[Data records]
-- START --
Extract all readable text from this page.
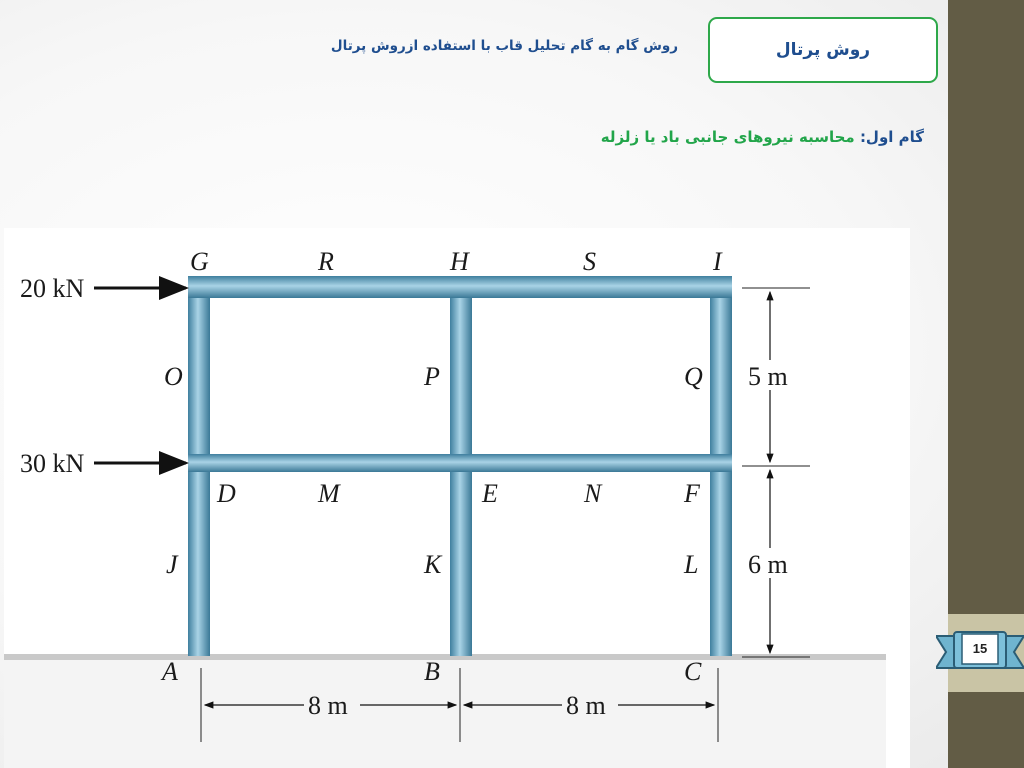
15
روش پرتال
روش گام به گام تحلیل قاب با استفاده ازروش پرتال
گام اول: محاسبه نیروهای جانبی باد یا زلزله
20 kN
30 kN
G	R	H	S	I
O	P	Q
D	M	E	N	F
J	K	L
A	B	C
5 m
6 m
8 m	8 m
-- END --
# [Task to carry out]
Every line is to be duplicated exactly, though pictures stay out.

# [Result]
Extract all readable text from this page.
15
روش پرتال
روش گام به گام تحلیل قاب با استفاده ازروش پرتال
گام اول: محاسبه نیروهای جانبی باد یا زلزله
20 kN
30 kN
G	R	H	S	I
O	P	Q
D	M	E	N	F
J	K	L
A	B	C
5 m
6 m
8 m	8 m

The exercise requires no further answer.